Written task.
Copy each line below that contains "homoki".

.....

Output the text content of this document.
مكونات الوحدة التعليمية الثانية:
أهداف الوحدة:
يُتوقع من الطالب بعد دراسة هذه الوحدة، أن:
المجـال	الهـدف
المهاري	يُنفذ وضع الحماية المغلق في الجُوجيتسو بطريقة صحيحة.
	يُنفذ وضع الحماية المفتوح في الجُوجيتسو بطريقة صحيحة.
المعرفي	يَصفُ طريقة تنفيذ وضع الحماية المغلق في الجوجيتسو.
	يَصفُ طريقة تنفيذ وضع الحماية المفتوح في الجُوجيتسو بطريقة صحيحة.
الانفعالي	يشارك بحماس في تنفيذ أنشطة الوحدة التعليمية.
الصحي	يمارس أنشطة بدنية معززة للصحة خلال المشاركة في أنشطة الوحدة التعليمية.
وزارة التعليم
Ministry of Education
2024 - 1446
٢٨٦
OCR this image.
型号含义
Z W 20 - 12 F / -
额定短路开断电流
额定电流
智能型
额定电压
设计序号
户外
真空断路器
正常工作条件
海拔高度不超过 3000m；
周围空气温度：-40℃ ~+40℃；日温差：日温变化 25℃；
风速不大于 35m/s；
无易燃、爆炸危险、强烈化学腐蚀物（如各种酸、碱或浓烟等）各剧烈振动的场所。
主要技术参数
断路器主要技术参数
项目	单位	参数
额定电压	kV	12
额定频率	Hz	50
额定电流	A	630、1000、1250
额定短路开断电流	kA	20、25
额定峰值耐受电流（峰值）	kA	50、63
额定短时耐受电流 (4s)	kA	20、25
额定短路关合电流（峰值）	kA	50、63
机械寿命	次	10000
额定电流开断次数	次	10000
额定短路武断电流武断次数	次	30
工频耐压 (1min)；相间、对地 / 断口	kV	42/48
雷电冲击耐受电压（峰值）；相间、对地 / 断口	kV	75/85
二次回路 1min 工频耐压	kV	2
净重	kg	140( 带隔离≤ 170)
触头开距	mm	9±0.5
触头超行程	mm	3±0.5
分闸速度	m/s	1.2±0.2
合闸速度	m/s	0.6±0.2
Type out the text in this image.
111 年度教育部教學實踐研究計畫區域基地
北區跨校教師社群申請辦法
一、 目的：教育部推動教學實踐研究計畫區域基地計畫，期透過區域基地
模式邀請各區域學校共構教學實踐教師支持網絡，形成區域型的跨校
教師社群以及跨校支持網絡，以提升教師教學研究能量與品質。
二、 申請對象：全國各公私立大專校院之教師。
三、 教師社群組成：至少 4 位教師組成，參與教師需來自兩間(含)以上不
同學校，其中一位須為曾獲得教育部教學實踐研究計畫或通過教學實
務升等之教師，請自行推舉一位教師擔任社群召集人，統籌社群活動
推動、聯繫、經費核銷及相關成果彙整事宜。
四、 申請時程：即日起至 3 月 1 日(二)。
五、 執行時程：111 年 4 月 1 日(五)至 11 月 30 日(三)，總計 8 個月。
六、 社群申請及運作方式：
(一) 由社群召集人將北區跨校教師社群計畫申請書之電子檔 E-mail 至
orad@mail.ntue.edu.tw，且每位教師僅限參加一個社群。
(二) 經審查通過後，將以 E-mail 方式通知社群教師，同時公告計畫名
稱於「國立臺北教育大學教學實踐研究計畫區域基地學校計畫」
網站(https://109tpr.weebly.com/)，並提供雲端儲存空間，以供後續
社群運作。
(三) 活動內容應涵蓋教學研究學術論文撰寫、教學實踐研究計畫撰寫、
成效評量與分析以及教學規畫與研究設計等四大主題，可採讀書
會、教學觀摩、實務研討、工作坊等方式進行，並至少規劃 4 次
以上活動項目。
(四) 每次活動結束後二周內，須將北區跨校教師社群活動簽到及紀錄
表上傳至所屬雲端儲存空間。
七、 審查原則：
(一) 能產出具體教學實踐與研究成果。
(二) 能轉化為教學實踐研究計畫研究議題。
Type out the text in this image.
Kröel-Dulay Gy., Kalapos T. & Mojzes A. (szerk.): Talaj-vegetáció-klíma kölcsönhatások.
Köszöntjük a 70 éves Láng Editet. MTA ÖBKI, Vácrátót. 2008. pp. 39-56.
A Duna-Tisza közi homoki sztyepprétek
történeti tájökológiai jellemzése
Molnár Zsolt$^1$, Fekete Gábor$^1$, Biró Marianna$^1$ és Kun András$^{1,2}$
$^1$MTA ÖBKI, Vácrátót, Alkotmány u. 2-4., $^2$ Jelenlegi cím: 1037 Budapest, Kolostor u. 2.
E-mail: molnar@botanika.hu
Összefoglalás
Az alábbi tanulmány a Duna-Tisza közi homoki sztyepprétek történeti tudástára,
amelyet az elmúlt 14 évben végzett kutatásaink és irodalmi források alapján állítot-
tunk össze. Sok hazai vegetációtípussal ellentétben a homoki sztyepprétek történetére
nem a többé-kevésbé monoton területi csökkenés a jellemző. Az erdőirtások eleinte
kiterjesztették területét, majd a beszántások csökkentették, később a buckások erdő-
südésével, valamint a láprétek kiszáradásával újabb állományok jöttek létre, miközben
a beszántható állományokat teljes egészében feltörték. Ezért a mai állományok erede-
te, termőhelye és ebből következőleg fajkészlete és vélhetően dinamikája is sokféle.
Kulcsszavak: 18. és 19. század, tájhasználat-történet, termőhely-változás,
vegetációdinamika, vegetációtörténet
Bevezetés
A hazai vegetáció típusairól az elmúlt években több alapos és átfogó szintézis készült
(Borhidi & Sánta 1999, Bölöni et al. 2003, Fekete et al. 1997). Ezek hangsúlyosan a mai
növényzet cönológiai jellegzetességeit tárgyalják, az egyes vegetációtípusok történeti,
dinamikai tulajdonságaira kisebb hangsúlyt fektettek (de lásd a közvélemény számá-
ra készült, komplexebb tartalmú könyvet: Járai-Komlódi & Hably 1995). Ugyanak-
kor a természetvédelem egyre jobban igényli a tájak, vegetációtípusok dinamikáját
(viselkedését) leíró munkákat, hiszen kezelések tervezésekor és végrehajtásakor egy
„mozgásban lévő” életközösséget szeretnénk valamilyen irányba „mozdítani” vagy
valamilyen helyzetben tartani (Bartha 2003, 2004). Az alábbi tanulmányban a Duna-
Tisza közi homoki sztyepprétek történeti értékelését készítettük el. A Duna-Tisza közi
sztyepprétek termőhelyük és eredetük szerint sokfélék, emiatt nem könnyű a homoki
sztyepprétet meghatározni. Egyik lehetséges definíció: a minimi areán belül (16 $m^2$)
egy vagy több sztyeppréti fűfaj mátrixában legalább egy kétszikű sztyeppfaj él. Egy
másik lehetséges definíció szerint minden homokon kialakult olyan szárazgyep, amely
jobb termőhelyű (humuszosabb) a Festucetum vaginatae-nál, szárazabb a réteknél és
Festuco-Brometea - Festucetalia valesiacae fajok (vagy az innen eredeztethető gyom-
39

.....

Result for this task.
A Duna-Tisza közi homoki sztyepprétek
Az alábbi tanulmány a Duna-Tisza közi homoki sztyepprétek történeti tudástára,
tunk össze. Sok hazai vegetációtípussal ellentétben a homoki sztyepprétek történetére
Tisza közi homoki sztyepprétek történeti értékelését készítettük el. A Duna-Tisza közi
sztyepprétek termőhelyük és eredetük szerint sokfélék, emiatt nem könnyű a homoki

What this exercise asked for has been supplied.